Look through the records below, and whenever a line contains "JSON", copy it.
(EXTRACTED RECORDS)
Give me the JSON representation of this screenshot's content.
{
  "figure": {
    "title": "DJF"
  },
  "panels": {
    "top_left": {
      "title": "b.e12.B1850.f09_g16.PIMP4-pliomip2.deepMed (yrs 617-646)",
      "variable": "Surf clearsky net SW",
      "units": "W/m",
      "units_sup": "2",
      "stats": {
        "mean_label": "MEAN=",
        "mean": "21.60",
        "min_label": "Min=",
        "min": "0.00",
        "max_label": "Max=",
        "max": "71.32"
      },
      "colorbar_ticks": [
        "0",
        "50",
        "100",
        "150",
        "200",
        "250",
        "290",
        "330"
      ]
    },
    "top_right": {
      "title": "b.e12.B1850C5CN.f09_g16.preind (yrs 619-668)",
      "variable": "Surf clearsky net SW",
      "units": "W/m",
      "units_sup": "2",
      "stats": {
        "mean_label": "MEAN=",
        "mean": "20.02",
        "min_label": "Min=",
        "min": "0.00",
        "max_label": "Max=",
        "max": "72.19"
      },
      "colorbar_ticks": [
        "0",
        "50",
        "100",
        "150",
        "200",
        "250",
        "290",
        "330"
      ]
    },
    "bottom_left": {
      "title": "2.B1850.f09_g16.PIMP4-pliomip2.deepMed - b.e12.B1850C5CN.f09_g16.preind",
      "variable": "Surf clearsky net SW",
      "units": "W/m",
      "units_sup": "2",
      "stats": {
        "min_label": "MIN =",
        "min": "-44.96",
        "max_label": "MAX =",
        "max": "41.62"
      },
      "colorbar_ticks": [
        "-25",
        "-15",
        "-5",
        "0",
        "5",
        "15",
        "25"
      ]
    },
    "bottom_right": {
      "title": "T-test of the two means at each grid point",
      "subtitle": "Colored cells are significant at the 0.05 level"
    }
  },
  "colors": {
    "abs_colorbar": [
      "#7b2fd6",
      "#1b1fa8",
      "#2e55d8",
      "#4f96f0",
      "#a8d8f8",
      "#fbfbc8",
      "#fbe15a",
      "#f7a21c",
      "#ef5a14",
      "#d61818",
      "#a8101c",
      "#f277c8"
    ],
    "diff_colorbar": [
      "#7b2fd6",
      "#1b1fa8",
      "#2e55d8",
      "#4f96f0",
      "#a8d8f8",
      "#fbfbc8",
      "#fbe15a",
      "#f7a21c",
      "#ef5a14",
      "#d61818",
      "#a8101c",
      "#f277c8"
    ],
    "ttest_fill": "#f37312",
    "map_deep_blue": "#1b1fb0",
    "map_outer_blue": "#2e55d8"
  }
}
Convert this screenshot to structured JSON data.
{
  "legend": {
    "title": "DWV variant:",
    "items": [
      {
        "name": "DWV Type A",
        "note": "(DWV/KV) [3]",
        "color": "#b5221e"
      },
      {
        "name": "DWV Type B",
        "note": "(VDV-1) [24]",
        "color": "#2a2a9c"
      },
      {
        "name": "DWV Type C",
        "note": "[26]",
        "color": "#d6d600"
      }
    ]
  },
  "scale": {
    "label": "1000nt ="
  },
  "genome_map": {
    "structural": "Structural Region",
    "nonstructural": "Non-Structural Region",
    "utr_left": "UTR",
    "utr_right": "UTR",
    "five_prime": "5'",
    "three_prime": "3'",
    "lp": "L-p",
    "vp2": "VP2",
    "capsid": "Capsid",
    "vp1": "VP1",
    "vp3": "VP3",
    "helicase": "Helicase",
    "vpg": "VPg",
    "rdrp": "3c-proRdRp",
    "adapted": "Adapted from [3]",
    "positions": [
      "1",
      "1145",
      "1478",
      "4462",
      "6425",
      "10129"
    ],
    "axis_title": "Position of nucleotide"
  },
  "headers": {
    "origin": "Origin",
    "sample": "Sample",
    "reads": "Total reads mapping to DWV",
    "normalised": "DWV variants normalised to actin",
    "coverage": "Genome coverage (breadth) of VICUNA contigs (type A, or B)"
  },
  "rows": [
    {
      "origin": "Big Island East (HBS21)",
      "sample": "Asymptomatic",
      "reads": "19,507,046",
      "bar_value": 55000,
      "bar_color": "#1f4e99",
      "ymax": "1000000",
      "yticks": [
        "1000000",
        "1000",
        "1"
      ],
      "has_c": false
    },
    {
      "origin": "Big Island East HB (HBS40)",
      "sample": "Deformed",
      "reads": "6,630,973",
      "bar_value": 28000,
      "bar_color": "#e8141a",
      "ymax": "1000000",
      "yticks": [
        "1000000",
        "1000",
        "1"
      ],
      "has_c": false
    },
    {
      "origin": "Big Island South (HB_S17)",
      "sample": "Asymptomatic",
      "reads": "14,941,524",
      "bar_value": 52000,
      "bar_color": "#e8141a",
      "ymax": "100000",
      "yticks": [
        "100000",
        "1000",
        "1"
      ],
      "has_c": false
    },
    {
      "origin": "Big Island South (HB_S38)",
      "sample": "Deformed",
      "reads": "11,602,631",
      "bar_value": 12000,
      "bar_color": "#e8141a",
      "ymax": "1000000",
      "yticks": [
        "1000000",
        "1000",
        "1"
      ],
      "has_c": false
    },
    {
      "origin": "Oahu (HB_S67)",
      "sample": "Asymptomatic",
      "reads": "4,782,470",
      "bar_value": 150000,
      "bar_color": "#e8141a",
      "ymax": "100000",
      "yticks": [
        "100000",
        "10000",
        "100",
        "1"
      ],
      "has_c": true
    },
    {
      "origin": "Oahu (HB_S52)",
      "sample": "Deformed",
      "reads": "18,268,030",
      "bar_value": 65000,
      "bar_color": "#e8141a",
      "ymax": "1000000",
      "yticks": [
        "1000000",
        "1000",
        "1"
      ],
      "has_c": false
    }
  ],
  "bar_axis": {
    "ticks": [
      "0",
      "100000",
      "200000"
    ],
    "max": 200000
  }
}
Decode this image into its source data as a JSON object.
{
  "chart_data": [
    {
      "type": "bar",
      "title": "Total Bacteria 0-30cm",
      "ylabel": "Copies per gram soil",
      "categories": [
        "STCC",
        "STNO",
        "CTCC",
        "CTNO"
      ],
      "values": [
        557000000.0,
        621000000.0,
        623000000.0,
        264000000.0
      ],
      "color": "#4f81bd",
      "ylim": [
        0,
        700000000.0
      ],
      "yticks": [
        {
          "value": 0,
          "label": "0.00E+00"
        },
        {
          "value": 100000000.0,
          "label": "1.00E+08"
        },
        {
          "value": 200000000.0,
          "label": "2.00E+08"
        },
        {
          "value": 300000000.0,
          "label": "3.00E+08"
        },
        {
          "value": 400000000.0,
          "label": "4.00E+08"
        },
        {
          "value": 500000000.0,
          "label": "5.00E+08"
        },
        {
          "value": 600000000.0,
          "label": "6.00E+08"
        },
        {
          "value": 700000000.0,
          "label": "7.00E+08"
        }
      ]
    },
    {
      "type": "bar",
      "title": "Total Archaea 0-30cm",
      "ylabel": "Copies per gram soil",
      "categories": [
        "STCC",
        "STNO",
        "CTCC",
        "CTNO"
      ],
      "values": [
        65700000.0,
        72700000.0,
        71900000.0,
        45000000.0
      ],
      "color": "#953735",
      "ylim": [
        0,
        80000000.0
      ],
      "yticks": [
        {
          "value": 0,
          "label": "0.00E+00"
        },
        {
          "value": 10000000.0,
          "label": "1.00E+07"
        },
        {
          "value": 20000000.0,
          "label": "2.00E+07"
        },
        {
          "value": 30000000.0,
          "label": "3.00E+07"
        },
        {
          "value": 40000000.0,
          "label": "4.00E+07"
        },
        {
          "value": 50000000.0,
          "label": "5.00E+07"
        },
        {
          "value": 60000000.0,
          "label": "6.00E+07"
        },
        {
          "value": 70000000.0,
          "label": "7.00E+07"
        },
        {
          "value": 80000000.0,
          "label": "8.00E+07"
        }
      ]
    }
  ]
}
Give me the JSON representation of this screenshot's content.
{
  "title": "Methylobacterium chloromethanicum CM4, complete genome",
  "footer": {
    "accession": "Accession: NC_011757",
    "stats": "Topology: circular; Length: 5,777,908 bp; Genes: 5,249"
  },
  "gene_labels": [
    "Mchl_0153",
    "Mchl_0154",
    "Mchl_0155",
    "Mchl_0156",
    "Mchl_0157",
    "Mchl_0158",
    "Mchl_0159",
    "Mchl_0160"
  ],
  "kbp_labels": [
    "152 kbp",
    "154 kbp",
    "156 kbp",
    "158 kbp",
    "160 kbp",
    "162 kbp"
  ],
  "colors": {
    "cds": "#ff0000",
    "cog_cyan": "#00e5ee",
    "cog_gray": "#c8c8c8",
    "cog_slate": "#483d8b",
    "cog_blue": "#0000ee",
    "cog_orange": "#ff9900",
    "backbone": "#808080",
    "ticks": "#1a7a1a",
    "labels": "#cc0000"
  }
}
(End EXTRACTED RECORDS)
ANSWER TO THE PROBLEM:
Give me the JSON representation of this screenshot's content.
Convert this screenshot to structured JSON data.
Decode this image into its source data as a JSON object.
Give me the JSON representation of this screenshot's content.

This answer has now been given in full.